**Work to be completed**
Set down, in full, every record in the block.

* BEGIN Data supplied *

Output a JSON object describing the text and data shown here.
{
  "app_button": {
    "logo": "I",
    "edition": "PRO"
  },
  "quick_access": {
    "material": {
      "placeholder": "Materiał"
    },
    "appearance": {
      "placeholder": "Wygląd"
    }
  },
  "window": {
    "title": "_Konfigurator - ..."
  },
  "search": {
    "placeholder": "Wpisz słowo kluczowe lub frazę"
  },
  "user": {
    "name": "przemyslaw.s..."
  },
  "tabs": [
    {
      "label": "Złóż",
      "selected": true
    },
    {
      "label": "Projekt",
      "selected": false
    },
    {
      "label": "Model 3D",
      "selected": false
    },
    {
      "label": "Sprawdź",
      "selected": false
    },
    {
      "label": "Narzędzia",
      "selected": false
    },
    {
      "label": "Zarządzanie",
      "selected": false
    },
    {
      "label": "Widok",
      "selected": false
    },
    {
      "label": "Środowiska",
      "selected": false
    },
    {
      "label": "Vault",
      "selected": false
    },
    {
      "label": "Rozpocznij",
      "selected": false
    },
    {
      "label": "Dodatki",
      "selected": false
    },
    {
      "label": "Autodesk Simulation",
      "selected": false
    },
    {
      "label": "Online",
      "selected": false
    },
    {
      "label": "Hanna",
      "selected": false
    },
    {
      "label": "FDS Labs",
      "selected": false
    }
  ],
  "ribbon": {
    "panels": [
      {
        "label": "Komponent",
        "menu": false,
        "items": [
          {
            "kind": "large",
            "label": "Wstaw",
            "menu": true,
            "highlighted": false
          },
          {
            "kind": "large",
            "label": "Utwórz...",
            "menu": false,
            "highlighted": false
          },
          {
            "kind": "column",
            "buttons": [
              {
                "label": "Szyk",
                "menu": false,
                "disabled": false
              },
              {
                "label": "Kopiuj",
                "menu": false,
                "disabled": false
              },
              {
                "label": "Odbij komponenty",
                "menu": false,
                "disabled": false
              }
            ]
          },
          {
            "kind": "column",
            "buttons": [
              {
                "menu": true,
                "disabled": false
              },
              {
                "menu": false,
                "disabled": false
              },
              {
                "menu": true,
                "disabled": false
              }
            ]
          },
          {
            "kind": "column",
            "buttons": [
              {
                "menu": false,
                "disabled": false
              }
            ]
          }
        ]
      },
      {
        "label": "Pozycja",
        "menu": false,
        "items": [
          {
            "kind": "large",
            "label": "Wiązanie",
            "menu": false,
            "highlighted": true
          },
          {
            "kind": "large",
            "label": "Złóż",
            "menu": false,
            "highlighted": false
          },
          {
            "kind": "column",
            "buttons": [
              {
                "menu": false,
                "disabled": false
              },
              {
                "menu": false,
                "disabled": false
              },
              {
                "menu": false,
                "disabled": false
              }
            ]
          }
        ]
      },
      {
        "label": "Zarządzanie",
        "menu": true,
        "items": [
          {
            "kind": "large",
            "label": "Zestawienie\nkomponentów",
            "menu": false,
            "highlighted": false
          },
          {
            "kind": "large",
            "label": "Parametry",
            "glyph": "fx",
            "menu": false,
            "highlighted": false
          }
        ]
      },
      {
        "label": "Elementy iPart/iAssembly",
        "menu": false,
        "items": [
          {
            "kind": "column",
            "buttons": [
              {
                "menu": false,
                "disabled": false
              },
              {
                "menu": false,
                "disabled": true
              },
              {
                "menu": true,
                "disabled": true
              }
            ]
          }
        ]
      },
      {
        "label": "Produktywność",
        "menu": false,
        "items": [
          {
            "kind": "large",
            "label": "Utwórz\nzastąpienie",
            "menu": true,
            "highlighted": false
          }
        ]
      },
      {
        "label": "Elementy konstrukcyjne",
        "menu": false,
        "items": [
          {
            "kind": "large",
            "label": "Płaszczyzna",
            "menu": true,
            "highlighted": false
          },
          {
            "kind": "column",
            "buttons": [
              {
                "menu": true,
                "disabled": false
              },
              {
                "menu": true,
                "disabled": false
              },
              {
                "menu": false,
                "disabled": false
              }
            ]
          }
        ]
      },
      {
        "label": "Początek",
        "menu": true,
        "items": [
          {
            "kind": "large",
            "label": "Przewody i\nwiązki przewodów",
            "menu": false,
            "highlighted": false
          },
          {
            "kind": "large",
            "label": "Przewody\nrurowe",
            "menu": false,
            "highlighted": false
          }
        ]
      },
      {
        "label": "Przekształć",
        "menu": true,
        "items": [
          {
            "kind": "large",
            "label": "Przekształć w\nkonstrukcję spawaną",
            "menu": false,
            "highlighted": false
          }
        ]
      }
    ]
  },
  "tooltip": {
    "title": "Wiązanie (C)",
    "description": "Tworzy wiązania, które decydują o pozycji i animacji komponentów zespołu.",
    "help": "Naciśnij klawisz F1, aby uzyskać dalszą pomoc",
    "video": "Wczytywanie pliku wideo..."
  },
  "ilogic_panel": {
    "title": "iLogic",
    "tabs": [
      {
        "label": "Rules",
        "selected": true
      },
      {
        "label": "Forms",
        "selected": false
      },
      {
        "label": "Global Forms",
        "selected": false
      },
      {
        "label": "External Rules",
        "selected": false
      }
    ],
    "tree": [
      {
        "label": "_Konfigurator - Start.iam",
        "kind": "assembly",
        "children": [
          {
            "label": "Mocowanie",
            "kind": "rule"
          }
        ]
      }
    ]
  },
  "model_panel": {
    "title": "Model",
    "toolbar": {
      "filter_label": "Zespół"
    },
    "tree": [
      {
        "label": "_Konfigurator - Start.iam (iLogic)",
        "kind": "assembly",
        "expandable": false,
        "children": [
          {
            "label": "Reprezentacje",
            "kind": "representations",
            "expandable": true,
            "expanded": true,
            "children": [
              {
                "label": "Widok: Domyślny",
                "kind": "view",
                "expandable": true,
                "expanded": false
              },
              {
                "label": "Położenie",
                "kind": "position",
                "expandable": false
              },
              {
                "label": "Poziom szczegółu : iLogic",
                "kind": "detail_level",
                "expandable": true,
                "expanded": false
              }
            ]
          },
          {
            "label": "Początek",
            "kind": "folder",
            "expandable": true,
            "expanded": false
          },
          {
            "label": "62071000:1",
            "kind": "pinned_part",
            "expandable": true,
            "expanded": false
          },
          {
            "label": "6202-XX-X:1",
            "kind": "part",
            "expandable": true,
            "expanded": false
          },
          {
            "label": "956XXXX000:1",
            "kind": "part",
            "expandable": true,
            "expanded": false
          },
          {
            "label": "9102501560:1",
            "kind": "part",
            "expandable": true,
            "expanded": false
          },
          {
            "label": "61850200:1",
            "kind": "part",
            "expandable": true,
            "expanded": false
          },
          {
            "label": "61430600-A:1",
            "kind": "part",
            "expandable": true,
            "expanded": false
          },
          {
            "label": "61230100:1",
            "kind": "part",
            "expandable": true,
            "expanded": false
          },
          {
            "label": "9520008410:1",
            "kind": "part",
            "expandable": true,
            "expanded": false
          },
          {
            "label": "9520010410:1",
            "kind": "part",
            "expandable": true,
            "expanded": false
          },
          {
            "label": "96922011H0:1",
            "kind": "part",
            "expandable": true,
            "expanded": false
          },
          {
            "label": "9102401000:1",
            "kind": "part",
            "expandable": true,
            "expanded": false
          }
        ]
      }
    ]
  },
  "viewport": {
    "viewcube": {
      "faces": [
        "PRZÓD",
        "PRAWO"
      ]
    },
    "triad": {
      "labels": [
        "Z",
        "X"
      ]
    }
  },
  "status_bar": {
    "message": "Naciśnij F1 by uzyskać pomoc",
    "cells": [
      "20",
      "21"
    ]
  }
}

* END Data supplied *

**Expected output**
Output a JSON object describing the text and data shown here.
{
  "app_button": {
    "logo": "I",
    "edition": "PRO"
  },
  "quick_access": {
    "material": {
      "placeholder": "Materiał"
    },
    "appearance": {
      "placeholder": "Wygląd"
    }
  },
  "window": {
    "title": "_Konfigurator - ..."
  },
  "search": {
    "placeholder": "Wpisz słowo kluczowe lub frazę"
  },
  "user": {
    "name": "przemyslaw.s..."
  },
  "tabs": [
    {
      "label": "Złóż",
      "selected": true
    },
    {
      "label": "Projekt",
      "selected": false
    },
    {
      "label": "Model 3D",
      "selected": false
    },
    {
      "label": "Sprawdź",
      "selected": false
    },
    {
      "label": "Narzędzia",
      "selected": false
    },
    {
      "label": "Zarządzanie",
      "selected": false
    },
    {
      "label": "Widok",
      "selected": false
    },
    {
      "label": "Środowiska",
      "selected": false
    },
    {
      "label": "Vault",
      "selected": false
    },
    {
      "label": "Rozpocznij",
      "selected": false
    },
    {
      "label": "Dodatki",
      "selected": false
    },
    {
      "label": "Autodesk Simulation",
      "selected": false
    },
    {
      "label": "Online",
      "selected": false
    },
    {
      "label": "Hanna",
      "selected": false
    },
    {
      "label": "FDS Labs",
      "selected": false
    }
  ],
  "ribbon": {
    "panels": [
      {
        "label": "Komponent",
        "menu": false,
        "items": [
          {
            "kind": "large",
            "label": "Wstaw",
            "menu": true,
            "highlighted": false
          },
          {
            "kind": "large",
            "label": "Utwórz...",
            "menu": false,
            "highlighted": false
          },
          {
            "kind": "column",
            "buttons": [
              {
                "label": "Szyk",
                "menu": false,
                "disabled": false
              },
              {
                "label": "Kopiuj",
                "menu": false,
                "disabled": false
              },
              {
                "label": "Odbij komponenty",
                "menu": false,
                "disabled": false
              }
            ]
          },
          {
            "kind": "column",
            "buttons": [
              {
                "menu": true,
                "disabled": false
              },
              {
                "menu": false,
                "disabled": false
              },
              {
                "menu": true,
                "disabled": false
              }
            ]
          },
          {
            "kind": "column",
            "buttons": [
              {
                "menu": false,
                "disabled": false
              }
            ]
          }
        ]
      },
      {
        "label": "Pozycja",
        "menu": false,
        "items": [
          {
            "kind": "large",
            "label": "Wiązanie",
            "menu": false,
            "highlighted": true
          },
          {
            "kind": "large",
            "label": "Złóż",
            "menu": false,
            "highlighted": false
          },
          {
            "kind": "column",
            "buttons": [
              {
                "menu": false,
                "disabled": false
              },
              {
                "menu": false,
                "disabled": false
              },
              {
                "menu": false,
                "disabled": false
              }
            ]
          }
        ]
      },
      {
        "label": "Zarządzanie",
        "menu": true,
        "items": [
          {
            "kind": "large",
            "label": "Zestawienie\nkomponentów",
            "menu": false,
            "highlighted": false
          },
          {
            "kind": "large",
            "label": "Parametry",
            "glyph": "fx",
            "menu": false,
            "highlighted": false
          }
        ]
      },
      {
        "label": "Elementy iPart/iAssembly",
        "menu": false,
        "items": [
          {
            "kind": "column",
            "buttons": [
              {
                "menu": false,
                "disabled": false
              },
              {
                "menu": false,
                "disabled": true
              },
              {
                "menu": true,
                "disabled": true
              }
            ]
          }
        ]
      },
      {
        "label": "Produktywność",
        "menu": false,
        "items": [
          {
            "kind": "large",
            "label": "Utwórz\nzastąpienie",
            "menu": true,
            "highlighted": false
          }
        ]
      },
      {
        "label": "Elementy konstrukcyjne",
        "menu": false,
        "items": [
          {
            "kind": "large",
            "label": "Płaszczyzna",
            "menu": true,
            "highlighted": false
          },
          {
            "kind": "column",
            "buttons": [
              {
                "menu": true,
                "disabled": false
              },
              {
                "menu": true,
                "disabled": false
              },
              {
                "menu": false,
                "disabled": false
              }
            ]
          }
        ]
      },
      {
        "label": "Początek",
        "menu": true,
        "items": [
          {
            "kind": "large",
            "label": "Przewody i\nwiązki przewodów",
            "menu": false,
            "highlighted": false
          },
          {
            "kind": "large",
            "label": "Przewody\nrurowe",
            "menu": false,
            "highlighted": false
          }
        ]
      },
      {
        "label": "Przekształć",
        "menu": true,
        "items": [
          {
            "kind": "large",
            "label": "Przekształć w\nkonstrukcję spawaną",
            "menu": false,
            "highlighted": false
          }
        ]
      }
    ]
  },
  "tooltip": {
    "title": "Wiązanie (C)",
    "description": "Tworzy wiązania, które decydują o pozycji i animacji komponentów zespołu.",
    "help": "Naciśnij klawisz F1, aby uzyskać dalszą pomoc",
    "video": "Wczytywanie pliku wideo..."
  },
  "ilogic_panel": {
    "title": "iLogic",
    "tabs": [
      {
        "label": "Rules",
        "selected": true
      },
      {
        "label": "Forms",
        "selected": false
      },
      {
        "label": "Global Forms",
        "selected": false
      },
      {
        "label": "External Rules",
        "selected": false
      }
    ],
    "tree": [
      {
        "label": "_Konfigurator - Start.iam",
        "kind": "assembly",
        "children": [
          {
            "label": "Mocowanie",
            "kind": "rule"
          }
        ]
      }
    ]
  },
  "model_panel": {
    "title": "Model",
    "toolbar": {
      "filter_label": "Zespół"
    },
    "tree": [
      {
        "label": "_Konfigurator - Start.iam (iLogic)",
        "kind": "assembly",
        "expandable": false,
        "children": [
          {
            "label": "Reprezentacje",
            "kind": "representations",
            "expandable": true,
            "expanded": true,
            "children": [
              {
                "label": "Widok: Domyślny",
                "kind": "view",
                "expandable": true,
                "expanded": false
              },
              {
                "label": "Położenie",
                "kind": "position",
                "expandable": false
              },
              {
                "label": "Poziom szczegółu : iLogic",
                "kind": "detail_level",
                "expandable": true,
                "expanded": false
              }
            ]
          },
          {
            "label": "Początek",
            "kind": "folder",
            "expandable": true,
            "expanded": false
          },
          {
            "label": "62071000:1",
            "kind": "pinned_part",
            "expandable": true,
            "expanded": false
          },
          {
            "label": "6202-XX-X:1",
            "kind": "part",
            "expandable": true,
            "expanded": false
          },
          {
            "label": "956XXXX000:1",
            "kind": "part",
            "expandable": true,
            "expanded": false
          },
          {
            "label": "9102501560:1",
            "kind": "part",
            "expandable": true,
            "expanded": false
          },
          {
            "label": "61850200:1",
            "kind": "part",
            "expandable": true,
            "expanded": false
          },
          {
            "label": "61430600-A:1",
            "kind": "part",
            "expandable": true,
            "expanded": false
          },
          {
            "label": "61230100:1",
            "kind": "part",
            "expandable": true,
            "expanded": false
          },
          {
            "label": "9520008410:1",
            "kind": "part",
            "expandable": true,
            "expanded": false
          },
          {
            "label": "9520010410:1",
            "kind": "part",
            "expandable": true,
            "expanded": false
          },
          {
            "label": "96922011H0:1",
            "kind": "part",
            "expandable": true,
            "expanded": false
          },
          {
            "label": "9102401000:1",
            "kind": "part",
            "expandable": true,
            "expanded": false
          }
        ]
      }
    ]
  },
  "viewport": {
    "viewcube": {
      "faces": [
        "PRZÓD",
        "PRAWO"
      ]
    },
    "triad": {
      "labels": [
        "Z",
        "X"
      ]
    }
  },
  "status_bar": {
    "message": "Naciśnij F1 by uzyskać pomoc",
    "cells": [
      "20",
      "21"
    ]
  }
}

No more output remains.